--- PAGE ---

I have been running my FCP7 feature doc consistently fine on a Mac OSX 10.6.8. Because it is expected to grow into a complex project, I had divided it into 3 projects, all under 70 MB.
Today, I tried to open these projects and none opened, they crash either at 40,50,60% or right at the start. The computer doesn't crash.
The only thing differently I did before opening the project today was at the finder, to replace a group of clips (that were by mistake converted to Prores444 long ago but played fine without problems) that I recaptured from the native h264 to Prores HQ in another computer and another media drive via Adobe Encoder, then, brought that duplicate media drive to the Snow Leopard machine, and copied them all to the main media drive I have been using with this machine.
Now, all the associated projects for FCP don't open and crash.

I have done a safe boot, repaired the computer start up disk, trashed all FCP7 preferences. Also made sure the media drives have turned off the option for "Ignore Ownership for this Volume". The problem persists.

---

AIM A — In the listing, rename "zoom-level" to "zoom-percent" in the part that opens with the first line and closes with the line containing "product-tagline: Boosts your". Reproduce those lines with everything else unchanged.
The text and the listing are unrelated to each other.

--- STORED ROWS ---

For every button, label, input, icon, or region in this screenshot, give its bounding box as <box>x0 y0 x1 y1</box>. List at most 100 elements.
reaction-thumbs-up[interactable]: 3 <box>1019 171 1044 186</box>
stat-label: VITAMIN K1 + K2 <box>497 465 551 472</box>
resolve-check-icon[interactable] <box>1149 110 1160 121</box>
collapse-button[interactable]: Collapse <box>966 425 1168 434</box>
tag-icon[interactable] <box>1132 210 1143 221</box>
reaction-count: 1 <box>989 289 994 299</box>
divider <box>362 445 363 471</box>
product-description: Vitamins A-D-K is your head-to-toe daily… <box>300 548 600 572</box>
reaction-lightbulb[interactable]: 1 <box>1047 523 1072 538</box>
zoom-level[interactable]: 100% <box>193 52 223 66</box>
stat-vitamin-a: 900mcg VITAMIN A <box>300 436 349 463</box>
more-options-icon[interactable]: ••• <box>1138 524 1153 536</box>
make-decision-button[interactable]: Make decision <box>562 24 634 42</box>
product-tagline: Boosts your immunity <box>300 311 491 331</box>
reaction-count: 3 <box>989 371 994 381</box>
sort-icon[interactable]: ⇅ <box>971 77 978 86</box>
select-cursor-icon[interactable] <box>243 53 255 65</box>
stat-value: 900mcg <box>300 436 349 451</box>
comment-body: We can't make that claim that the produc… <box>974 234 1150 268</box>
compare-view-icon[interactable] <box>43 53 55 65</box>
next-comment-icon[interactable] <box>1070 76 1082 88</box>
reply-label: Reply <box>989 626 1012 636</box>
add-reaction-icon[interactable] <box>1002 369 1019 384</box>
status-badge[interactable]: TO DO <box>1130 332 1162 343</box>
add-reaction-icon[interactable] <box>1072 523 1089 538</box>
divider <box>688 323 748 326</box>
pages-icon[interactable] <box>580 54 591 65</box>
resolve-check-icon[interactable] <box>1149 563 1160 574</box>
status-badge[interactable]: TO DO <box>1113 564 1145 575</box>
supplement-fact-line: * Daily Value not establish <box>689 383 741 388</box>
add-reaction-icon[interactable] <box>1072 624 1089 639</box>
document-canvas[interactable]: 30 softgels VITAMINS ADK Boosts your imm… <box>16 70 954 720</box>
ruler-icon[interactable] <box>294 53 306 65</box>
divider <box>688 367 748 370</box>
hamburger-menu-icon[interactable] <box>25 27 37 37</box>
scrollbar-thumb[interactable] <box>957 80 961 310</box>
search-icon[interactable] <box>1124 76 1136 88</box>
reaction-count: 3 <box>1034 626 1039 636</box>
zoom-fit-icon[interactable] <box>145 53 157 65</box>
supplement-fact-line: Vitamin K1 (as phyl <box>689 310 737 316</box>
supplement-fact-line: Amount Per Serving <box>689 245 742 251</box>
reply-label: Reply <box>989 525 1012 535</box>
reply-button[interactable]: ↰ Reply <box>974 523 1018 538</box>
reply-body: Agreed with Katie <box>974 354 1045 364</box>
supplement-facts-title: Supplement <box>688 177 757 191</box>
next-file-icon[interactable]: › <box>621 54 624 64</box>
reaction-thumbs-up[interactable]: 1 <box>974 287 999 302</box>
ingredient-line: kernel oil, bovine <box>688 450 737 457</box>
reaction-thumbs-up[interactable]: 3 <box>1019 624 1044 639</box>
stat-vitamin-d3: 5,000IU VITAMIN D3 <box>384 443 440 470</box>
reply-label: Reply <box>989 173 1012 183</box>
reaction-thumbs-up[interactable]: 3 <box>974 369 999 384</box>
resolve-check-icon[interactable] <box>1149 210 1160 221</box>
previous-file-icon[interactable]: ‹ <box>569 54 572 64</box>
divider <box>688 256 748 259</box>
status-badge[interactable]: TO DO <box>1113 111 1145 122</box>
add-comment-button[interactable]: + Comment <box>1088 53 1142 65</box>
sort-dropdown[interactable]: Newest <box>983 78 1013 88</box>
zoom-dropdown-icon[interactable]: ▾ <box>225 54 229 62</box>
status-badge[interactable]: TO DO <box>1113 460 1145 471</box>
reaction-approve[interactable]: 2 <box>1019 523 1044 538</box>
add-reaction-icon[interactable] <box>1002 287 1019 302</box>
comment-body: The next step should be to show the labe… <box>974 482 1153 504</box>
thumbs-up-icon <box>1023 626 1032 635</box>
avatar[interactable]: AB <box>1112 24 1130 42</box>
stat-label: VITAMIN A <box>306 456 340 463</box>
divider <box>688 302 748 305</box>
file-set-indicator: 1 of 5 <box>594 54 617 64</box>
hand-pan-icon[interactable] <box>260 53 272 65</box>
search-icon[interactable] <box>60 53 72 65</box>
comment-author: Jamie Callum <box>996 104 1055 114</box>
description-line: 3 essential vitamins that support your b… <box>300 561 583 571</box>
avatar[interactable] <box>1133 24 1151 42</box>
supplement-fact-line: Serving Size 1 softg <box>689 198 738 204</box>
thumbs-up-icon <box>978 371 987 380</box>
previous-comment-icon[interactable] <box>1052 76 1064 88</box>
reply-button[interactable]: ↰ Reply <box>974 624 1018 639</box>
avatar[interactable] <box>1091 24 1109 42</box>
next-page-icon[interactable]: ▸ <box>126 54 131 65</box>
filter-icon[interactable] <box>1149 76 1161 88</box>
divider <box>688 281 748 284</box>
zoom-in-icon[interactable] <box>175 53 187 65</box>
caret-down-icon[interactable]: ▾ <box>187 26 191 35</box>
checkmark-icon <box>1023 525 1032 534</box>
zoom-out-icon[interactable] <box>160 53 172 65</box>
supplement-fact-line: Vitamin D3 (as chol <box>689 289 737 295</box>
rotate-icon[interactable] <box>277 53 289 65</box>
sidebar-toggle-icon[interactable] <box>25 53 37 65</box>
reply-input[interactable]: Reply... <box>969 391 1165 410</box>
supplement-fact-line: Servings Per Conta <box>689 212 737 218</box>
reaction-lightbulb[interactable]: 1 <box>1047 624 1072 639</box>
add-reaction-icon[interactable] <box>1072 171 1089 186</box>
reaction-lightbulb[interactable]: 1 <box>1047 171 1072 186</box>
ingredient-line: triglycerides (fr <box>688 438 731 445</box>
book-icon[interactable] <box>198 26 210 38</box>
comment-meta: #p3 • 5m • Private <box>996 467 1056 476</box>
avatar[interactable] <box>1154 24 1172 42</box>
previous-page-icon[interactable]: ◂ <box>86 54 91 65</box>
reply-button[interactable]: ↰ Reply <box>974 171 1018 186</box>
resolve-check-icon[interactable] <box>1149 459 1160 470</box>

---

AIM B — Continue the account of the Final Cut Pro 7 projects that crash on opening, picking up after its last sentence.

FINAL ANSWER A —
For every button, label, input, icon, or region in this screenshot, give its bounding box as <box>x0 y0 x1 y1</box>. List at most 100 elements.
reaction-thumbs-up[interactable]: 3 <box>1019 171 1044 186</box>
stat-label: VITAMIN K1 + K2 <box>497 465 551 472</box>
resolve-check-icon[interactable] <box>1149 110 1160 121</box>
collapse-button[interactable]: Collapse <box>966 425 1168 434</box>
tag-icon[interactable] <box>1132 210 1143 221</box>
reaction-count: 1 <box>989 289 994 299</box>
divider <box>362 445 363 471</box>
product-description: Vitamins A-D-K is your head-to-toe daily… <box>300 548 600 572</box>
reaction-lightbulb[interactable]: 1 <box>1047 523 1072 538</box>
zoom-percent[interactable]: 100% <box>193 52 223 66</box>
stat-vitamin-a: 900mcg VITAMIN A <box>300 436 349 463</box>
more-options-icon[interactable]: ••• <box>1138 524 1153 536</box>
make-decision-button[interactable]: Make decision <box>562 24 634 42</box>
product-tagline: Boosts your immunity <box>300 311 491 331</box>

FINAL ANSWER B —
However, I see that when I open a few other FCP7 projects that may have just a little bit of footage from the main project, they open fine.
I don't understand how suddenly the FCP7 projects could be all corrupted at once?
Autosave vault copies don't open either.

Any thoughts on what to do next? I am worry about losing all my hard work.

Wait.. As a test, I have just opened FCP7 without opening the documentary project. FCP7 opens finds, any footage I throw in is imported fine but it crashes as soon as I import the newly converted ProresHQ footage...
Why would this be? Is it because it was done via Adobe Media Encoder? I use it because the Adobe Media Encoder actually doesn't shift the luminance or color of the clips, while I have noticed that Compressor seems to do that.
Do you think the files are corrupted? They open and play fine in Quicktime. They also open and play fine in Premiere CS 6.
Should I recapture the clips from the native h264 format again but this time just to prores 422?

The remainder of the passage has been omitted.